**AIM:** Reproduce every line of the material below word for word, leaving out the pictures.

(Some records)

——————

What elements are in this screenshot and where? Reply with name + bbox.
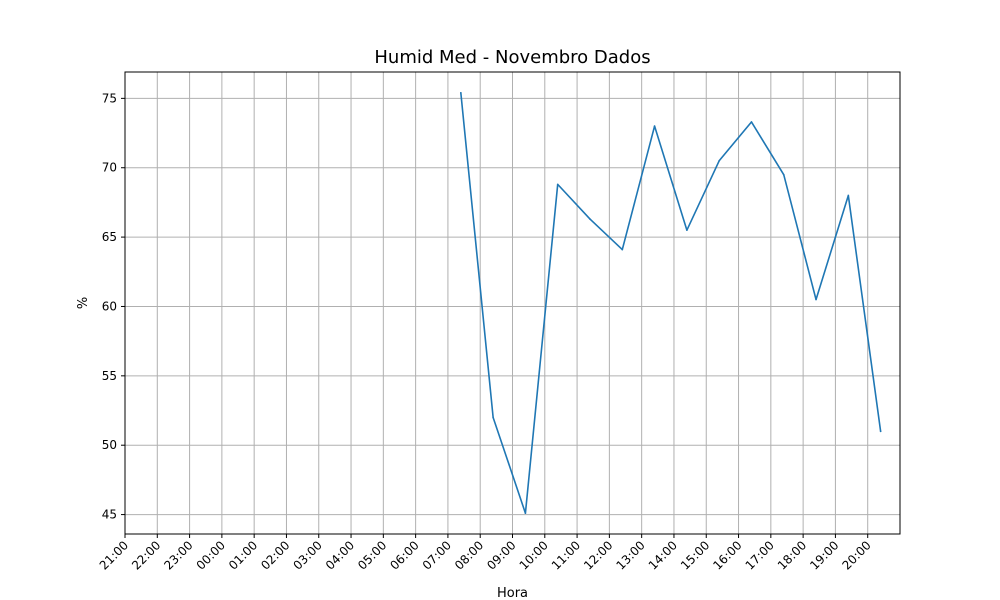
- y-axis-label: %: [76, 297, 91, 309]
- data-point: [589, 218, 591, 220]
- data-point: [718, 159, 720, 162]
- data-point: [653, 125, 656, 127]
- data-point: [460, 92, 462, 94]
- data-point: [556, 183, 559, 186]
- series-line: [460, 92, 882, 514]
- y-tick-label: 45: [102, 508, 117, 522]
- data-point: [847, 194, 850, 197]
- y-tick-label: 75: [102, 91, 117, 105]
- data-point: [879, 430, 882, 433]
- y-tick-label: 70: [102, 161, 117, 175]
- y-tick-label: 55: [102, 369, 117, 383]
- data-point: [686, 229, 688, 231]
- data-point: [782, 173, 785, 176]
- data-point: [492, 416, 494, 419]
- data-point: [750, 121, 753, 123]
- data-point: [524, 512, 527, 514]
- grid: [124, 72, 900, 534]
- chart-title: Humid Med - Novembro Dados: [374, 47, 650, 68]
- y-tick-label: 65: [102, 230, 117, 244]
- y-tick-label: 60: [102, 299, 117, 313]
- series-layer: [460, 92, 882, 514]
- data-point: [815, 298, 817, 301]
- x-axis-label: Hora: [497, 586, 528, 600]
- y-tick-label: 50: [102, 438, 117, 452]
- data-point: [621, 248, 624, 251]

——————

**OUTPUT OF THE EXERCISE:**
What elements are in this screenshot and where? Reply with name + bbox.
- y-axis-label: %: [76, 297, 91, 309]
- data-point: [589, 218, 591, 220]
- data-point: [718, 159, 720, 162]
- data-point: [653, 125, 656, 127]
- data-point: [460, 92, 462, 94]
- data-point: [556, 183, 559, 186]
- series-line: [460, 92, 882, 514]
- y-tick-label: 45: [102, 508, 117, 522]
- data-point: [847, 194, 850, 197]
- y-tick-label: 75: [102, 91, 117, 105]
- data-point: [879, 430, 882, 433]
- y-tick-label: 70: [102, 161, 117, 175]
- y-tick-label: 55: [102, 369, 117, 383]
- data-point: [686, 229, 688, 231]
- data-point: [782, 173, 785, 176]
- data-point: [492, 416, 494, 419]
- data-point: [750, 121, 753, 123]
- data-point: [524, 512, 527, 514]
- grid: [124, 72, 900, 534]
- chart-title: Humid Med - Novembro Dados: [374, 47, 650, 68]
- y-tick-label: 65: [102, 230, 117, 244]
- y-tick-label: 60: [102, 299, 117, 313]
- series-layer: [460, 92, 882, 514]
- data-point: [815, 298, 817, 301]
- x-axis-label: Hora: [497, 586, 528, 600]
- y-tick-label: 50: [102, 438, 117, 452]
- data-point: [621, 248, 624, 251]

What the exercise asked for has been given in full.